[Stored records]
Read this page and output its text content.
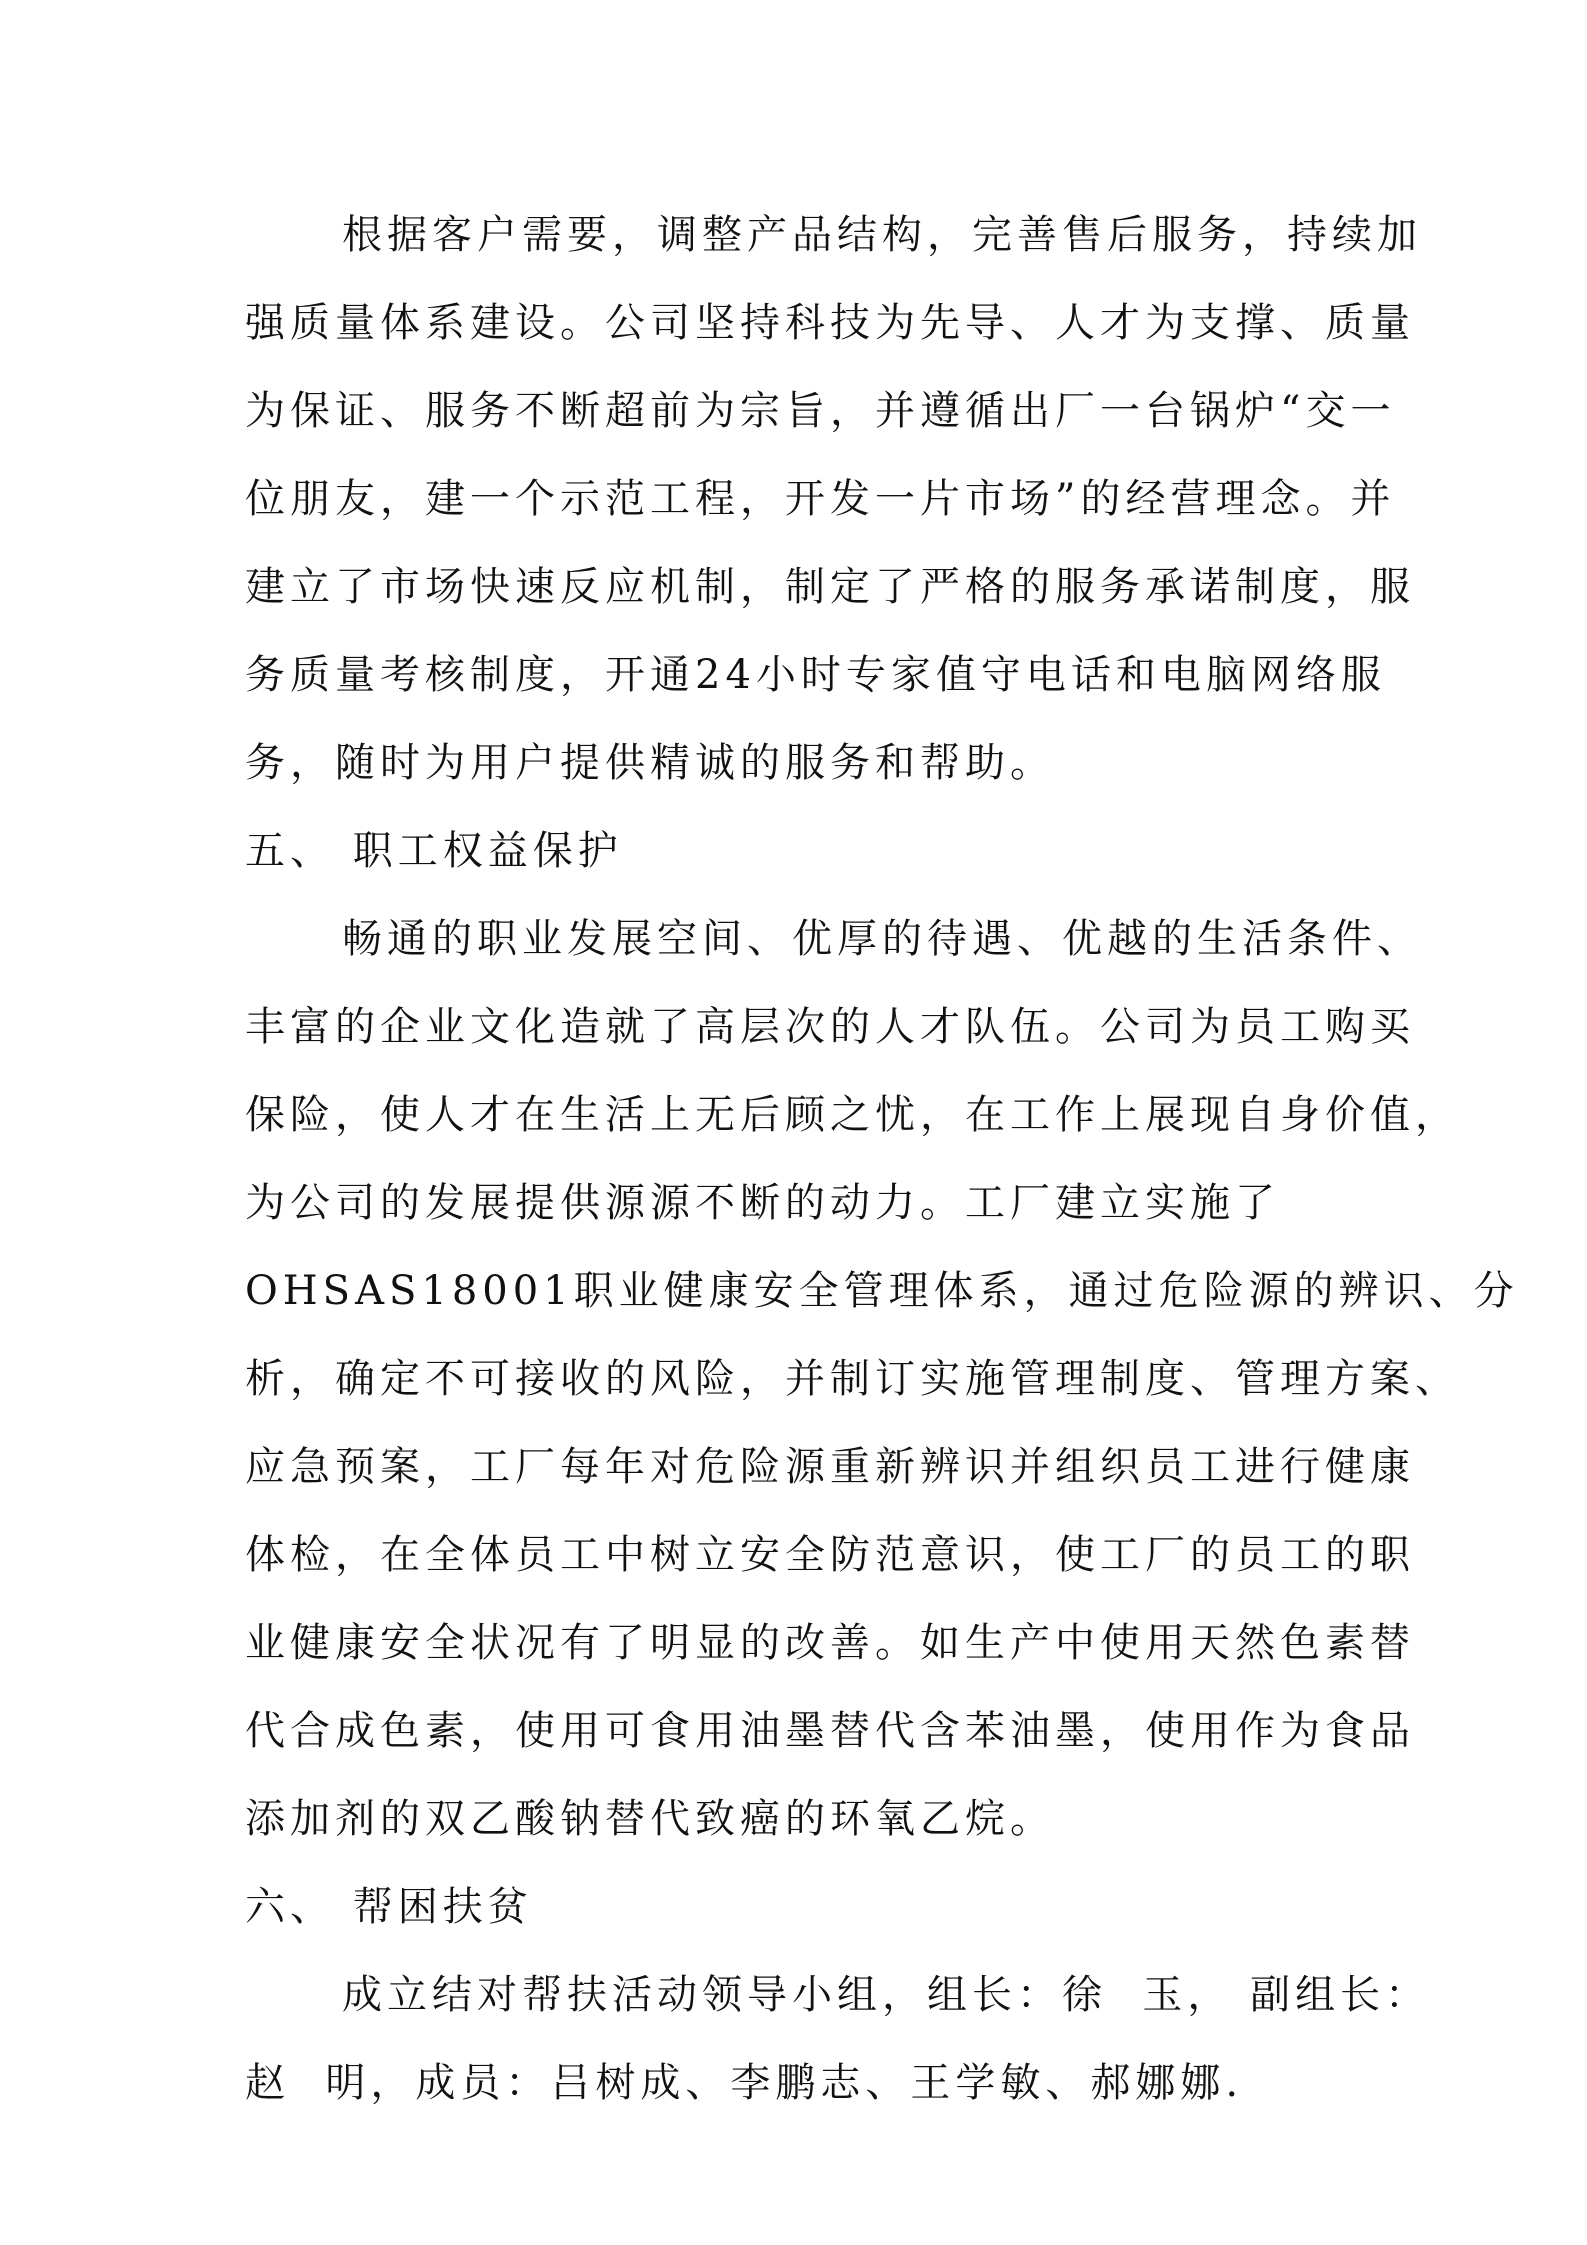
根据客户需要，调整产品结构，完善售后服务，持续加
强质量体系建设。公司坚持科技为先导、人才为支撑、质量
为保证、服务不断超前为宗旨，并遵循出厂一台锅炉“交一
位朋友，建一个示范工程，开发一片市场”的经营理念。并
建立了市场快速反应机制，制定了严格的服务承诺制度，服
务质量考核制度，开通24小时专家值守电话和电脑网络服
务，随时为用户提供精诚的服务和帮助。
五、 职工权益保护
畅通的职业发展空间、优厚的待遇、优越的生活条件、
丰富的企业文化造就了高层次的人才队伍。公司为员工购买
保险，使人才在生活上无后顾之忧，在工作上展现自身价值，
为公司的发展提供源源不断的动力。工厂建立实施了
OHSAS18001职业健康安全管理体系，通过危险源的辨识、分
析，确定不可接收的风险，并制订实施管理制度、管理方案、
应急预案，工厂每年对危险源重新辨识并组织员工进行健康
体检，在全体员工中树立安全防范意识，使工厂的员工的职
业健康安全状况有了明显的改善。如生产中使用天然色素替
代合成色素，使用可食用油墨替代含苯油墨，使用作为食品
添加剂的双乙酸钠替代致癌的环氧乙烷。
六、 帮困扶贫
成立结对帮扶活动领导小组，组长：徐  玉， 副组长：
赵  明，成员：吕树成、李鹏志、王学敏、郝娜娜.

Work to complete. Each line of the data is to be duplicated exactly; pictures stay out of the copy.

Response to this task.
Read this page and output its text content.
根据客户需要，调整产品结构，完善售后服务，持续加
强质量体系建设。公司坚持科技为先导、人才为支撑、质量
为保证、服务不断超前为宗旨，并遵循出厂一台锅炉“交一
位朋友，建一个示范工程，开发一片市场”的经营理念。并
建立了市场快速反应机制，制定了严格的服务承诺制度，服
务质量考核制度，开通24小时专家值守电话和电脑网络服
务，随时为用户提供精诚的服务和帮助。
五、 职工权益保护
畅通的职业发展空间、优厚的待遇、优越的生活条件、
丰富的企业文化造就了高层次的人才队伍。公司为员工购买
保险，使人才在生活上无后顾之忧，在工作上展现自身价值，
为公司的发展提供源源不断的动力。工厂建立实施了
OHSAS18001职业健康安全管理体系，通过危险源的辨识、分
析，确定不可接收的风险，并制订实施管理制度、管理方案、
应急预案，工厂每年对危险源重新辨识并组织员工进行健康
体检，在全体员工中树立安全防范意识，使工厂的员工的职
业健康安全状况有了明显的改善。如生产中使用天然色素替
代合成色素，使用可食用油墨替代含苯油墨，使用作为食品
添加剂的双乙酸钠替代致癌的环氧乙烷。
六、 帮困扶贫
成立结对帮扶活动领导小组，组长：徐  玉， 副组长：
赵  明，成员：吕树成、李鹏志、王学敏、郝娜娜.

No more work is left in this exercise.